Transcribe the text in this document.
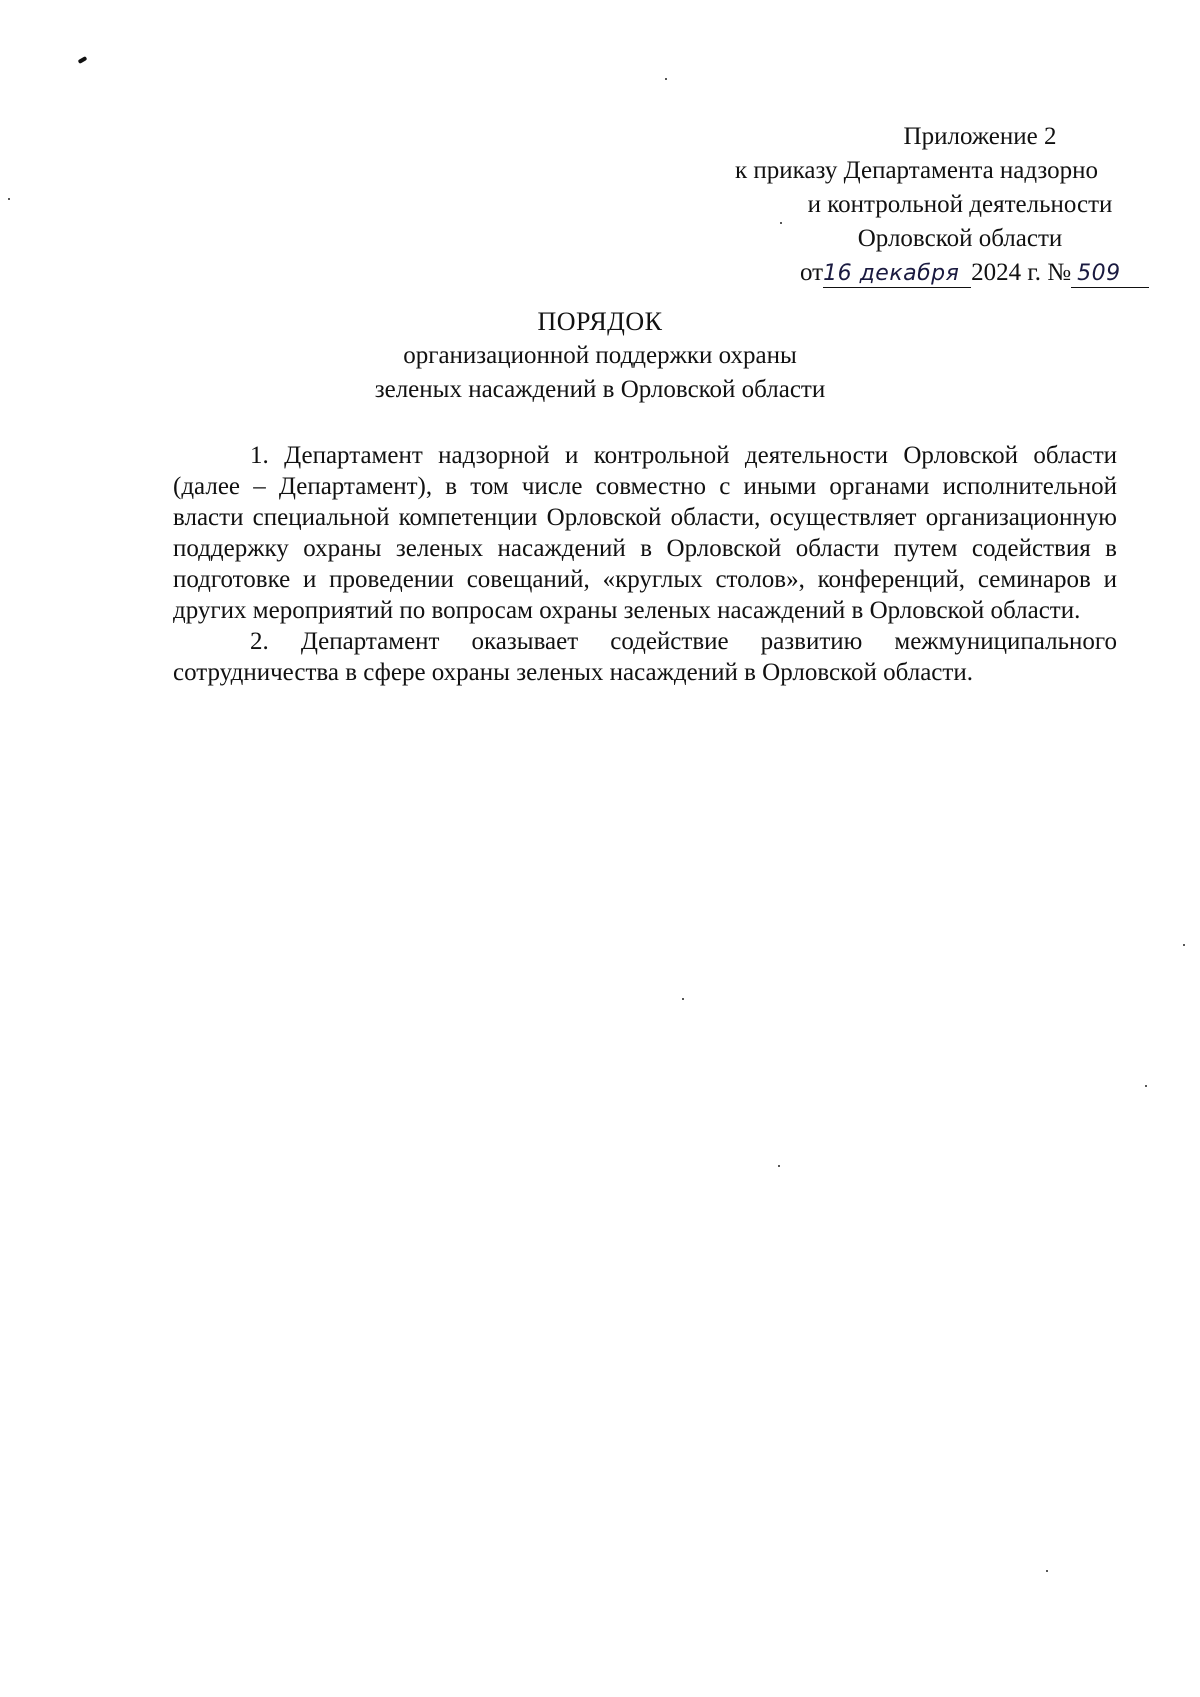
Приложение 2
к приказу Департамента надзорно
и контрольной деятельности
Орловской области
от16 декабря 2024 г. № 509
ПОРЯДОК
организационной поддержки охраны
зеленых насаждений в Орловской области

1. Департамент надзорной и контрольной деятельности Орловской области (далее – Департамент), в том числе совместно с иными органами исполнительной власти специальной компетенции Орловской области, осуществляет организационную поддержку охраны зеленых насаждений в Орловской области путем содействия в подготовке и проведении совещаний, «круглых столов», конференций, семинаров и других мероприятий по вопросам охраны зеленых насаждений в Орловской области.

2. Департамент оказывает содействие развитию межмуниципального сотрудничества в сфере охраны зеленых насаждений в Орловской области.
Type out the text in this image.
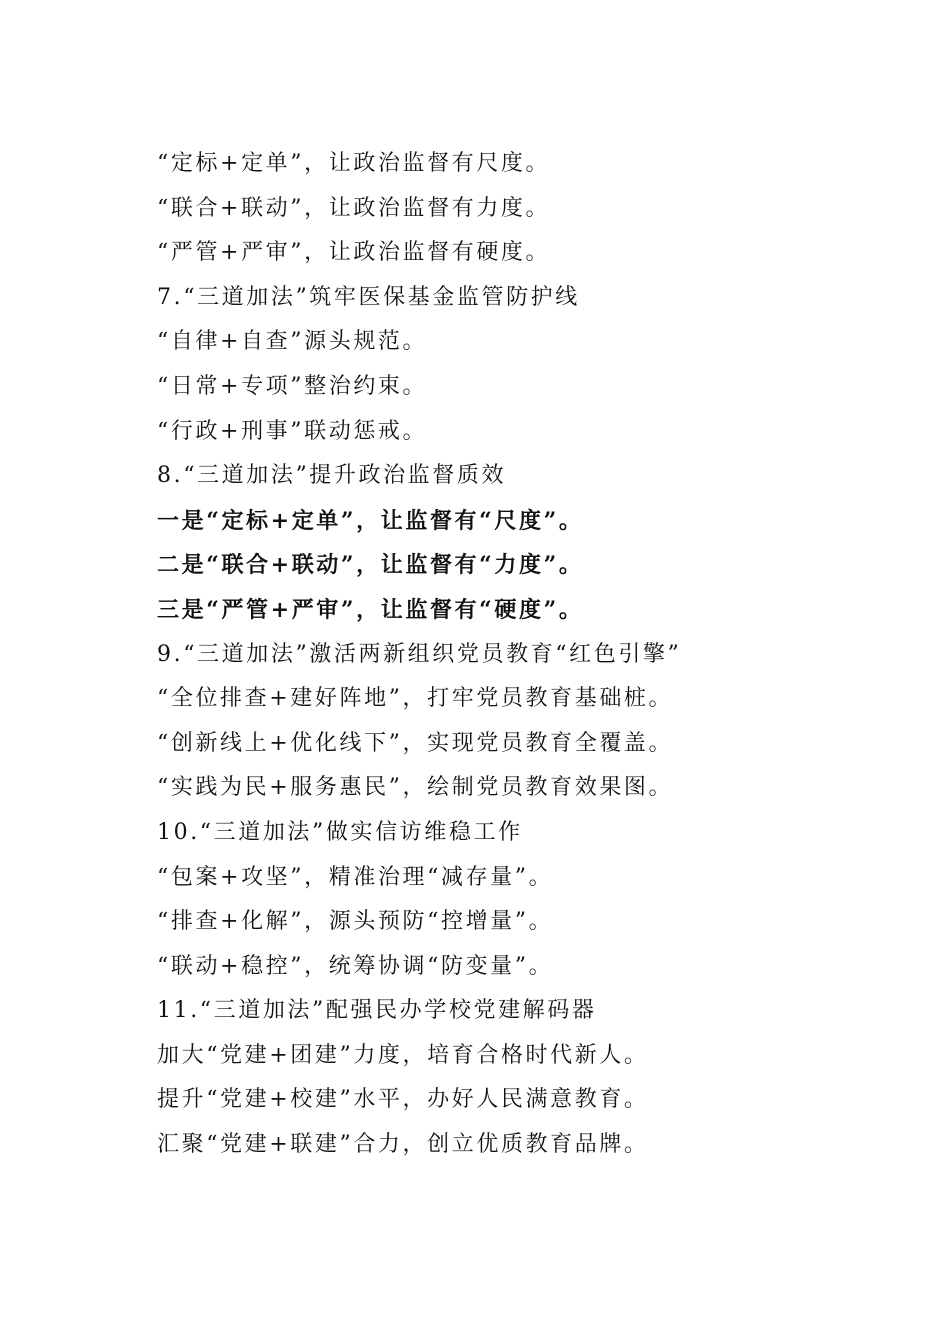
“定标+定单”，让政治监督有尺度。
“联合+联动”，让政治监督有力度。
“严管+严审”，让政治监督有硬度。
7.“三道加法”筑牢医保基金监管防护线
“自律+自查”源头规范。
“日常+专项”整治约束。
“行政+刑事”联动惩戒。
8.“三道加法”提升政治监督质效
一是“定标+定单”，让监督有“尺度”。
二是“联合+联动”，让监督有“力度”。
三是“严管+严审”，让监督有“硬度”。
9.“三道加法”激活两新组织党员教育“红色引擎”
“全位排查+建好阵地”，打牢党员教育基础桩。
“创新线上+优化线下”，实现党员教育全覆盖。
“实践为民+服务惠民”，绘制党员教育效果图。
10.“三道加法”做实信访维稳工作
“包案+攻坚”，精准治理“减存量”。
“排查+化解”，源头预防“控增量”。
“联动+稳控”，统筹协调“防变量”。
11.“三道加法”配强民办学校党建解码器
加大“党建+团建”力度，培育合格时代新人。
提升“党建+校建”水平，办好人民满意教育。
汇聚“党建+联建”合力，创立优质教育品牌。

※ ※ ※

## Your task
Reproduce every entry exactly, but omit each picture.

## Solution to the problem
Transcribe the text in this document.
Приложение 2
к приказу Департамента надзорно
и контрольной деятельности
Орловской области
от16 декабря 2024 г. № 509
ПОРЯДОК
организационной поддержки охраны
зеленых насаждений в Орловской области

1. Департамент надзорной и контрольной деятельности Орловской области (далее – Департамент), в том числе совместно с иными органами исполнительной власти специальной компетенции Орловской области, осуществляет организационную поддержку охраны зеленых насаждений в Орловской области путем содействия в подготовке и проведении совещаний, «круглых столов», конференций, семинаров и других мероприятий по вопросам охраны зеленых насаждений в Орловской области.

2. Департамент оказывает содействие развитию межмуниципального сотрудничества в сфере охраны зеленых насаждений в Орловской области.
Type out the text in this image.
“定标+定单”，让政治监督有尺度。
“联合+联动”，让政治监督有力度。
“严管+严审”，让政治监督有硬度。
7.“三道加法”筑牢医保基金监管防护线
“自律+自查”源头规范。
“日常+专项”整治约束。
“行政+刑事”联动惩戒。
8.“三道加法”提升政治监督质效
一是“定标+定单”，让监督有“尺度”。
二是“联合+联动”，让监督有“力度”。
三是“严管+严审”，让监督有“硬度”。
9.“三道加法”激活两新组织党员教育“红色引擎”
“全位排查+建好阵地”，打牢党员教育基础桩。
“创新线上+优化线下”，实现党员教育全覆盖。
“实践为民+服务惠民”，绘制党员教育效果图。
10.“三道加法”做实信访维稳工作
“包案+攻坚”，精准治理“减存量”。
“排查+化解”，源头预防“控增量”。
“联动+稳控”，统筹协调“防变量”。
11.“三道加法”配强民办学校党建解码器
加大“党建+团建”力度，培育合格时代新人。
提升“党建+校建”水平，办好人民满意教育。
汇聚“党建+联建”合力，创立优质教育品牌。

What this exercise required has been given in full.